WORK TO DO
Write out the lines below word for word, from the start of the records up to and including the line with "map-view[interactable]: nt Airy".

DATA FOR PROCESSING
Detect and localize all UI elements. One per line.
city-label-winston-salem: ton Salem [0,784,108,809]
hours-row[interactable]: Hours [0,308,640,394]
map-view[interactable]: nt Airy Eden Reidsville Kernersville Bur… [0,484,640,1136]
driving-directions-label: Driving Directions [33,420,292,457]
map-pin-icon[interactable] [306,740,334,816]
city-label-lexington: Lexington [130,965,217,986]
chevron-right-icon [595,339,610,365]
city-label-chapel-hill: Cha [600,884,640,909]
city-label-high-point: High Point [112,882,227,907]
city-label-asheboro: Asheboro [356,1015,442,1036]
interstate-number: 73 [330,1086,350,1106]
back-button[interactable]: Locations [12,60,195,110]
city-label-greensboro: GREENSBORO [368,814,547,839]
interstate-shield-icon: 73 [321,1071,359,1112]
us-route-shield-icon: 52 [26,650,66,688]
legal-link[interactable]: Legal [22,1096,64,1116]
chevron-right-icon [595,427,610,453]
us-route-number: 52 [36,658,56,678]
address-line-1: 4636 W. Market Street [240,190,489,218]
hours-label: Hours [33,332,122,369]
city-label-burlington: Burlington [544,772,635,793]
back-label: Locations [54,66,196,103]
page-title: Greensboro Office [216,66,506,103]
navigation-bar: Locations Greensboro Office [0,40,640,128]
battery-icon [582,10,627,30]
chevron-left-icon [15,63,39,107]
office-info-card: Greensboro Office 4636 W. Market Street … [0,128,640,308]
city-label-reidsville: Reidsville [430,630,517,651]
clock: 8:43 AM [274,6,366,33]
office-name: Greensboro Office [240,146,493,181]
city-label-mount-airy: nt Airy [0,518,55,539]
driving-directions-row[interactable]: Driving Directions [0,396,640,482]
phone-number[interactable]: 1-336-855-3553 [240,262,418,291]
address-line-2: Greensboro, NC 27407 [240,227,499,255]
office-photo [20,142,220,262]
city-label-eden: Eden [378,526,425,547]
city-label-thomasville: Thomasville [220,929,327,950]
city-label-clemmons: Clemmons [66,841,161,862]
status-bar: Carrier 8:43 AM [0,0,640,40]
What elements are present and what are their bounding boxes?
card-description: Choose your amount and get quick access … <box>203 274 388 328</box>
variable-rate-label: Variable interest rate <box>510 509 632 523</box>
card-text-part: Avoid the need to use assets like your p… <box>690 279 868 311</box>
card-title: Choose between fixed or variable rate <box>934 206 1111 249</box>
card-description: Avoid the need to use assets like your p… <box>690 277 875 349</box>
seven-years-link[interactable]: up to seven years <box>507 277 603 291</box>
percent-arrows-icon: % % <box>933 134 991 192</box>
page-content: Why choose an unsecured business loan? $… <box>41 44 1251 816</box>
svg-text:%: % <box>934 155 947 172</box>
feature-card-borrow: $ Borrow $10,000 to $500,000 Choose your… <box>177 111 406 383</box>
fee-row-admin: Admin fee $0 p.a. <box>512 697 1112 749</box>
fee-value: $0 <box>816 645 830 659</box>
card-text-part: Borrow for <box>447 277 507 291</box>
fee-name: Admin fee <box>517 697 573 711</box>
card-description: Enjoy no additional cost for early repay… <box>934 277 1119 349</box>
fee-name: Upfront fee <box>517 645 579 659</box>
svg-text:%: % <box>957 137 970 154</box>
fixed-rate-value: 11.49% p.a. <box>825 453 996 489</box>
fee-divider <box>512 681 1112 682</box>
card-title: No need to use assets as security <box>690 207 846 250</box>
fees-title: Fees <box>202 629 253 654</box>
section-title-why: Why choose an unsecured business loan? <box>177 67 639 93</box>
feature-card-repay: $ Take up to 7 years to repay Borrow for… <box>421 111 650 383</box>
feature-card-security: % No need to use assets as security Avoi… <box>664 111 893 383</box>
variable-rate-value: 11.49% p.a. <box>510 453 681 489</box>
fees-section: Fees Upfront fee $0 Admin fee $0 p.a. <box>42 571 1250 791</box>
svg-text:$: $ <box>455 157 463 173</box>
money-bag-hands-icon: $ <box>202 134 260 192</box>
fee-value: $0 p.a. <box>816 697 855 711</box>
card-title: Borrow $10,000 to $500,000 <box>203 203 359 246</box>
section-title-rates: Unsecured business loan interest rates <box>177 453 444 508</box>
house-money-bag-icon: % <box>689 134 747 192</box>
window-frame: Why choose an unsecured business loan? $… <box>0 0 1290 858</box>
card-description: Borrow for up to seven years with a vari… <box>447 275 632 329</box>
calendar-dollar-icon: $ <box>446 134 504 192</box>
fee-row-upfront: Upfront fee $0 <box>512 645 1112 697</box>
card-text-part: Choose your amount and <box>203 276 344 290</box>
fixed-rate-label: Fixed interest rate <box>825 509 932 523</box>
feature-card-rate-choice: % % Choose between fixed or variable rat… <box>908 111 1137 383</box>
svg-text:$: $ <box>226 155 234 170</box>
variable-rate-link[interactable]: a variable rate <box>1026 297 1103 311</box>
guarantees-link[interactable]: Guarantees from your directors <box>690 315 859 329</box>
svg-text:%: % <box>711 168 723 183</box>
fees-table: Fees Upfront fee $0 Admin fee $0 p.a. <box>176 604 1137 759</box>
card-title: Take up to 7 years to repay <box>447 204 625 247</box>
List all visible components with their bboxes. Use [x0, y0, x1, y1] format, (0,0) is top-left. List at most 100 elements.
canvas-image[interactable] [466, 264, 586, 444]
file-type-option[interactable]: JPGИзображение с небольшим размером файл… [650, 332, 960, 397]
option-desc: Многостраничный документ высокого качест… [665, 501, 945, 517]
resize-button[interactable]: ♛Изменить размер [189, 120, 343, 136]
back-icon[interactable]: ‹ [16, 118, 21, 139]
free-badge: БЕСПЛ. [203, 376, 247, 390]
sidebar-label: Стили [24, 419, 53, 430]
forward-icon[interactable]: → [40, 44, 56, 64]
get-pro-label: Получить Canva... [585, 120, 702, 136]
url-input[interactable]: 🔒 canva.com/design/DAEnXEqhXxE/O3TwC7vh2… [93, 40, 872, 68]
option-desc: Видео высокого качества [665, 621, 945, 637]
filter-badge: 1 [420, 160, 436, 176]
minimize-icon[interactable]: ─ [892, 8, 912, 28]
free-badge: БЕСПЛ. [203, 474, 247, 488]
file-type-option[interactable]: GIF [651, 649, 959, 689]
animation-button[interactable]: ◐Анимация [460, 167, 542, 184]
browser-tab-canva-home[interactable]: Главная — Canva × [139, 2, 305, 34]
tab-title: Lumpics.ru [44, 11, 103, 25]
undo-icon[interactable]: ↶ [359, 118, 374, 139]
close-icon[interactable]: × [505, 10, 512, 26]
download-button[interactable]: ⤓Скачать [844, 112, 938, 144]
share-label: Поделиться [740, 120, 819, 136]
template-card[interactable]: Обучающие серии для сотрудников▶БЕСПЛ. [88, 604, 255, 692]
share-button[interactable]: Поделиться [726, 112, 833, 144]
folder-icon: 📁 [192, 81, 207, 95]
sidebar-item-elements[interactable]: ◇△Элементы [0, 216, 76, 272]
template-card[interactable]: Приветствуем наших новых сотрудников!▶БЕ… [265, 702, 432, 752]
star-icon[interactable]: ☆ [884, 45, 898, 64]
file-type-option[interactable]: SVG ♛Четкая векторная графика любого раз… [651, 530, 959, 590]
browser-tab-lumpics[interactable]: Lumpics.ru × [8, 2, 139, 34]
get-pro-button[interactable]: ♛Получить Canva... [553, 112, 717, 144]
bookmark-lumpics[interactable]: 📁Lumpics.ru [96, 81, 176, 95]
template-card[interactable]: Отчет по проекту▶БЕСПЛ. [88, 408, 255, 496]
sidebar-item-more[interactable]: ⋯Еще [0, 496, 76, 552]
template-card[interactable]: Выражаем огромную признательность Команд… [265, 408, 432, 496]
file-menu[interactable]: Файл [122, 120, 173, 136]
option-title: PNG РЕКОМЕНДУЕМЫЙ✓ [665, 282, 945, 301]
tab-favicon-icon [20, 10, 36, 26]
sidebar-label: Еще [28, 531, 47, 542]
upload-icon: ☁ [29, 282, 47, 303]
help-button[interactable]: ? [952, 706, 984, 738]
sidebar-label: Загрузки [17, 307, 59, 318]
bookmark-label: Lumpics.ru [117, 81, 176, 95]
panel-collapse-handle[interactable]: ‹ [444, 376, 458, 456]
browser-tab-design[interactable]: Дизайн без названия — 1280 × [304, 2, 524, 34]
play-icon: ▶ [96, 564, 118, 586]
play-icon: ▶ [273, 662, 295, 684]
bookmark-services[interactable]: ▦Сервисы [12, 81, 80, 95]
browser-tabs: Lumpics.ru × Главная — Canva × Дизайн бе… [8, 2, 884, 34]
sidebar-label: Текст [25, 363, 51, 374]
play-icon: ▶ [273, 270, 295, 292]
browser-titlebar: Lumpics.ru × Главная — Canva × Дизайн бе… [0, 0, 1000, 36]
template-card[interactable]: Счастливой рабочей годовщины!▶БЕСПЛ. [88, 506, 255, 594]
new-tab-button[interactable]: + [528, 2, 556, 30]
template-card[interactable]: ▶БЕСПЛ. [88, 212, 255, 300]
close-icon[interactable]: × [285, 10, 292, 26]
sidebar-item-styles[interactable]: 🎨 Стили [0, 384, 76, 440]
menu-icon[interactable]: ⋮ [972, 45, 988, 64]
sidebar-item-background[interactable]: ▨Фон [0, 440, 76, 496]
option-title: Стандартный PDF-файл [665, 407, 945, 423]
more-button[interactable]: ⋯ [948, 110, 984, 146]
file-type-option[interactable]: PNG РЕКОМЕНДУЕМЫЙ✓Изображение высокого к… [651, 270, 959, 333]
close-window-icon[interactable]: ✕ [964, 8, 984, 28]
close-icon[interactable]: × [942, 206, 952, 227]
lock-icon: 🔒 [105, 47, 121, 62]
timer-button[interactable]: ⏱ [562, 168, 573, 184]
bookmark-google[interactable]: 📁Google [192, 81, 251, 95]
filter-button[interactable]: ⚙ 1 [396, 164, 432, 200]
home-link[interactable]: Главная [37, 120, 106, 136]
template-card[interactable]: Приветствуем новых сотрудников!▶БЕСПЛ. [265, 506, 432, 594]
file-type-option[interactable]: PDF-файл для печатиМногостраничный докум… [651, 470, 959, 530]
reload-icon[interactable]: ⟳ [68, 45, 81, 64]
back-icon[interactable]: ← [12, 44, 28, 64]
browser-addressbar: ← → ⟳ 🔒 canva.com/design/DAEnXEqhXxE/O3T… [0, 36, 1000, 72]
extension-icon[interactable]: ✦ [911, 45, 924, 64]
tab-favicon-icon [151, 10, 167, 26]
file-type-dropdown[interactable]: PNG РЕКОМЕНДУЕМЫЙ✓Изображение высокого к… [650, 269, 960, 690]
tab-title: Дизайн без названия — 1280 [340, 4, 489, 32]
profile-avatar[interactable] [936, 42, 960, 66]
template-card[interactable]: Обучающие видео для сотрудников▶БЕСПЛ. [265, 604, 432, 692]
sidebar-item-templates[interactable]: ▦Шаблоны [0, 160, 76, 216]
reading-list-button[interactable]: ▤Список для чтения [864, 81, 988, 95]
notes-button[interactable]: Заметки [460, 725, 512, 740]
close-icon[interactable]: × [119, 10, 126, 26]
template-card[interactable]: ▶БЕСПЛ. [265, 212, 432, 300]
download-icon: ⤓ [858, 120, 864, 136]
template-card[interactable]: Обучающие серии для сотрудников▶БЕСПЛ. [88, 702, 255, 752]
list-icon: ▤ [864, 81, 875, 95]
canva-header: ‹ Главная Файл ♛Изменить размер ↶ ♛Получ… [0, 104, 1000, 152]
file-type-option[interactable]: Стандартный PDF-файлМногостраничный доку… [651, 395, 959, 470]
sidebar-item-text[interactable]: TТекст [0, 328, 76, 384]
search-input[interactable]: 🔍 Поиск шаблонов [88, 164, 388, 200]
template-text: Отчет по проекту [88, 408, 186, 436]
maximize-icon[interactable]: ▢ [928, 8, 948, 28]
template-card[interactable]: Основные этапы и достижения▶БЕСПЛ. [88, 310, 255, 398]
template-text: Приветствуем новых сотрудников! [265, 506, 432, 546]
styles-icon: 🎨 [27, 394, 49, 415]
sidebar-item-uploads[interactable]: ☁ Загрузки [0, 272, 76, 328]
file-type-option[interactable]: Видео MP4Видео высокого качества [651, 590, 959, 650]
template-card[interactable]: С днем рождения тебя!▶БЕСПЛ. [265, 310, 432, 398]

RESULT OF THIS EXERCISE
Detect and localize all UI elements. One per line.
city-label-winston-salem: ton Salem [0,784,108,809]
hours-row[interactable]: Hours [0,308,640,394]
map-view[interactable]: nt Airy Eden Reidsville Kernersville Bur… [0,484,640,1136]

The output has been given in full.